▶ _PROVIDED ENTRIES_:
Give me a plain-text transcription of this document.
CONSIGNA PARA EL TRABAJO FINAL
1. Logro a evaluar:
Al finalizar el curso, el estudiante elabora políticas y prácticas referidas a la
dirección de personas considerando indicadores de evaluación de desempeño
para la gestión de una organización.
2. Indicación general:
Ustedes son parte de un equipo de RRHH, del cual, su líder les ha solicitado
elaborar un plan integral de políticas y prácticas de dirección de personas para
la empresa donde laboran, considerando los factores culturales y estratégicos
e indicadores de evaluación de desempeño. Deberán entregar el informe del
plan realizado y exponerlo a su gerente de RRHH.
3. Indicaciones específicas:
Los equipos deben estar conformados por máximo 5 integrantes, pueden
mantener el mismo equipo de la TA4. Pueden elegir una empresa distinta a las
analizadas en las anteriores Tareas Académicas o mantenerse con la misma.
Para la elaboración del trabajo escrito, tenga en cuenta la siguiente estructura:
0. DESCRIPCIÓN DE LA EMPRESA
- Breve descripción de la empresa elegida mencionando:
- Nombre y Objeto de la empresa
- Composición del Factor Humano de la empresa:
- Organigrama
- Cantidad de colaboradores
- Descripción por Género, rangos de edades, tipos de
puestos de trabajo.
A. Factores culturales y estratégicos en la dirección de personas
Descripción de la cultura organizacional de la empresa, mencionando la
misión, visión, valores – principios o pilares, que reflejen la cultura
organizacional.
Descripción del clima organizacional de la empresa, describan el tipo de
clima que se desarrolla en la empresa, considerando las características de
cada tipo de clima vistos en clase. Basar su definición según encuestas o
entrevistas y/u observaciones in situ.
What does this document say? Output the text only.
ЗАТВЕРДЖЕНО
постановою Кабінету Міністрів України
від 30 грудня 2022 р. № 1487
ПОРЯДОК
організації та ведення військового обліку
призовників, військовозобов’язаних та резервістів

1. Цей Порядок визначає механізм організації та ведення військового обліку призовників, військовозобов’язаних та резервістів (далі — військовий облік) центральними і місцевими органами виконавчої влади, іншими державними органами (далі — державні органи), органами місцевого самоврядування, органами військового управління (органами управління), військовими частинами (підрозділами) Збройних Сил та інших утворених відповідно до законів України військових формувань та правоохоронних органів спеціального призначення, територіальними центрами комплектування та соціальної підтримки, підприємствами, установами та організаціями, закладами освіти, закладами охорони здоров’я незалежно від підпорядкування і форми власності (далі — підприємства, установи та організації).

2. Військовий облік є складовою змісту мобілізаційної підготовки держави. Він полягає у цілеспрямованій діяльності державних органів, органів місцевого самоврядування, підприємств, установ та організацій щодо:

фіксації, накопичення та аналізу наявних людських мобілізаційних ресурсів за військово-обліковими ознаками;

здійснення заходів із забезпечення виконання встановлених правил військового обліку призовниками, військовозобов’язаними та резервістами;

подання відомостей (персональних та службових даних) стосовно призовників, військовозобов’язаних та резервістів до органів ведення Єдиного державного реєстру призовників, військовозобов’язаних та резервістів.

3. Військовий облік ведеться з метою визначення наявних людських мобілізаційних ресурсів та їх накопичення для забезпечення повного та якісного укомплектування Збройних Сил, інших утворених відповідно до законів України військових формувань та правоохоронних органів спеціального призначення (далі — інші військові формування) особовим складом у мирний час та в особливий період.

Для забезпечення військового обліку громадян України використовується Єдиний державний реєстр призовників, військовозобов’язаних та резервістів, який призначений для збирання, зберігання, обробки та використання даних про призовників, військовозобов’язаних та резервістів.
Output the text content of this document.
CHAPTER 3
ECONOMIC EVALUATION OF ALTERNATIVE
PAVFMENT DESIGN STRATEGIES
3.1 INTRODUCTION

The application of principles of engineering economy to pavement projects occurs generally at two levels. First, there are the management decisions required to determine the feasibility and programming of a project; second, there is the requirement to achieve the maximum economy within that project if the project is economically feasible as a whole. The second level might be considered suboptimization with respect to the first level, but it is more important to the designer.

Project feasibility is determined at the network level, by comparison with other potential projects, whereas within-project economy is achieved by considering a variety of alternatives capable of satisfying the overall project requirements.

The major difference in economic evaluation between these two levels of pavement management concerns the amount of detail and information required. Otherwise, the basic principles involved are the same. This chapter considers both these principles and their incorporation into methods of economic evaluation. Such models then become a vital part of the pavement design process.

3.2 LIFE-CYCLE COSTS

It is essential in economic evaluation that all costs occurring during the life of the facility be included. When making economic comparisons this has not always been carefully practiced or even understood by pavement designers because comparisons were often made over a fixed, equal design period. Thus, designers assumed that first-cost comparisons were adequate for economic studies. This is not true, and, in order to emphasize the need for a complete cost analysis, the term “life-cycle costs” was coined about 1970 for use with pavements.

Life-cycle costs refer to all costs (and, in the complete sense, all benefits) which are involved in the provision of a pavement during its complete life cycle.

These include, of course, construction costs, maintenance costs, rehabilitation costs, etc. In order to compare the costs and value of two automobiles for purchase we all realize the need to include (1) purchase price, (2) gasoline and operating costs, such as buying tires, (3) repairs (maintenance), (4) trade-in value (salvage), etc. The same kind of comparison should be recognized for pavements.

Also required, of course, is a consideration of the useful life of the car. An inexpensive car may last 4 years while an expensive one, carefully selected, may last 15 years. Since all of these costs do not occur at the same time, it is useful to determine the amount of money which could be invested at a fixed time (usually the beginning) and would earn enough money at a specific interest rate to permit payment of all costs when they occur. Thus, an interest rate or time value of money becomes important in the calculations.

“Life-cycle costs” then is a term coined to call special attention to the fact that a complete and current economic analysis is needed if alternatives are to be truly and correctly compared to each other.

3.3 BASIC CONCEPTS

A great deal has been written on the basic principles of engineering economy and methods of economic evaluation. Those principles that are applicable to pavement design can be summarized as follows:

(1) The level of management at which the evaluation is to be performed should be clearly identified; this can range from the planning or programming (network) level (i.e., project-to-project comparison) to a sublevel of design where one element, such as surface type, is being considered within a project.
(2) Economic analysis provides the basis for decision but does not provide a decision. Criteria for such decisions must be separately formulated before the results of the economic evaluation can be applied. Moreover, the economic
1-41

▶ _TO BE DONE_:
Working from the material above, retype it in its entirety without change.

▶ _ANSWER TO THIS PROBLEM_:
Give me a plain-text transcription of this document.
CONSIGNA PARA EL TRABAJO FINAL
1. Logro a evaluar:
Al finalizar el curso, el estudiante elabora políticas y prácticas referidas a la
dirección de personas considerando indicadores de evaluación de desempeño
para la gestión de una organización.
2. Indicación general:
Ustedes son parte de un equipo de RRHH, del cual, su líder les ha solicitado
elaborar un plan integral de políticas y prácticas de dirección de personas para
la empresa donde laboran, considerando los factores culturales y estratégicos
e indicadores de evaluación de desempeño. Deberán entregar el informe del
plan realizado y exponerlo a su gerente de RRHH.
3. Indicaciones específicas:
Los equipos deben estar conformados por máximo 5 integrantes, pueden
mantener el mismo equipo de la TA4. Pueden elegir una empresa distinta a las
analizadas en las anteriores Tareas Académicas o mantenerse con la misma.
Para la elaboración del trabajo escrito, tenga en cuenta la siguiente estructura:
0. DESCRIPCIÓN DE LA EMPRESA
- Breve descripción de la empresa elegida mencionando:
- Nombre y Objeto de la empresa
- Composición del Factor Humano de la empresa:
- Organigrama
- Cantidad de colaboradores
- Descripción por Género, rangos de edades, tipos de
puestos de trabajo.
A. Factores culturales y estratégicos en la dirección de personas
Descripción de la cultura organizacional de la empresa, mencionando la
misión, visión, valores – principios o pilares, que reflejen la cultura
organizacional.
Descripción del clima organizacional de la empresa, describan el tipo de
clima que se desarrolla en la empresa, considerando las características de
cada tipo de clima vistos en clase. Basar su definición según encuestas o
entrevistas y/u observaciones in situ.
What does this document say? Output the text only.
ЗАТВЕРДЖЕНО
постановою Кабінету Міністрів України
від 30 грудня 2022 р. № 1487
ПОРЯДОК
організації та ведення військового обліку
призовників, військовозобов’язаних та резервістів

1. Цей Порядок визначає механізм організації та ведення військового обліку призовників, військовозобов’язаних та резервістів (далі — військовий облік) центральними і місцевими органами виконавчої влади, іншими державними органами (далі — державні органи), органами місцевого самоврядування, органами військового управління (органами управління), військовими частинами (підрозділами) Збройних Сил та інших утворених відповідно до законів України військових формувань та правоохоронних органів спеціального призначення, територіальними центрами комплектування та соціальної підтримки, підприємствами, установами та організаціями, закладами освіти, закладами охорони здоров’я незалежно від підпорядкування і форми власності (далі — підприємства, установи та організації).

2. Військовий облік є складовою змісту мобілізаційної підготовки держави. Він полягає у цілеспрямованій діяльності державних органів, органів місцевого самоврядування, підприємств, установ та організацій щодо:

фіксації, накопичення та аналізу наявних людських мобілізаційних ресурсів за військово-обліковими ознаками;

здійснення заходів із забезпечення виконання встановлених правил військового обліку призовниками, військовозобов’язаними та резервістами;

подання відомостей (персональних та службових даних) стосовно призовників, військовозобов’язаних та резервістів до органів ведення Єдиного державного реєстру призовників, військовозобов’язаних та резервістів.

3. Військовий облік ведеться з метою визначення наявних людських мобілізаційних ресурсів та їх накопичення для забезпечення повного та якісного укомплектування Збройних Сил, інших утворених відповідно до законів України військових формувань та правоохоронних органів спеціального призначення (далі — інші військові формування) особовим складом у мирний час та в особливий період.

Для забезпечення військового обліку громадян України використовується Єдиний державний реєстр призовників, військовозобов’язаних та резервістів, який призначений для збирання, зберігання, обробки та використання даних про призовників, військовозобов’язаних та резервістів.
Output the text content of this document.
CHAPTER 3
ECONOMIC EVALUATION OF ALTERNATIVE
PAVFMENT DESIGN STRATEGIES
3.1 INTRODUCTION

The application of principles of engineering economy to pavement projects occurs generally at two levels. First, there are the management decisions required to determine the feasibility and programming of a project; second, there is the requirement to achieve the maximum economy within that project if the project is economically feasible as a whole. The second level might be considered suboptimization with respect to the first level, but it is more important to the designer.

Project feasibility is determined at the network level, by comparison with other potential projects, whereas within-project economy is achieved by considering a variety of alternatives capable of satisfying the overall project requirements.

The major difference in economic evaluation between these two levels of pavement management concerns the amount of detail and information required. Otherwise, the basic principles involved are the same. This chapter considers both these principles and their incorporation into methods of economic evaluation. Such models then become a vital part of the pavement design process.

3.2 LIFE-CYCLE COSTS

It is essential in economic evaluation that all costs occurring during the life of the facility be included. When making economic comparisons this has not always been carefully practiced or even understood by pavement designers because comparisons were often made over a fixed, equal design period. Thus, designers assumed that first-cost comparisons were adequate for economic studies. This is not true, and, in order to emphasize the need for a complete cost analysis, the term “life-cycle costs” was coined about 1970 for use with pavements.

Life-cycle costs refer to all costs (and, in the complete sense, all benefits) which are involved in the provision of a pavement during its complete life cycle.

These include, of course, construction costs, maintenance costs, rehabilitation costs, etc. In order to compare the costs and value of two automobiles for purchase we all realize the need to include (1) purchase price, (2) gasoline and operating costs, such as buying tires, (3) repairs (maintenance), (4) trade-in value (salvage), etc. The same kind of comparison should be recognized for pavements.

Also required, of course, is a consideration of the useful life of the car. An inexpensive car may last 4 years while an expensive one, carefully selected, may last 15 years. Since all of these costs do not occur at the same time, it is useful to determine the amount of money which could be invested at a fixed time (usually the beginning) and would earn enough money at a specific interest rate to permit payment of all costs when they occur. Thus, an interest rate or time value of money becomes important in the calculations.

“Life-cycle costs” then is a term coined to call special attention to the fact that a complete and current economic analysis is needed if alternatives are to be truly and correctly compared to each other.

3.3 BASIC CONCEPTS

A great deal has been written on the basic principles of engineering economy and methods of economic evaluation. Those principles that are applicable to pavement design can be summarized as follows:

(1) The level of management at which the evaluation is to be performed should be clearly identified; this can range from the planning or programming (network) level (i.e., project-to-project comparison) to a sublevel of design where one element, such as surface type, is being considered within a project.
(2) Economic analysis provides the basis for decision but does not provide a decision. Criteria for such decisions must be separately formulated before the results of the economic evaluation can be applied. Moreover, the economic
1-41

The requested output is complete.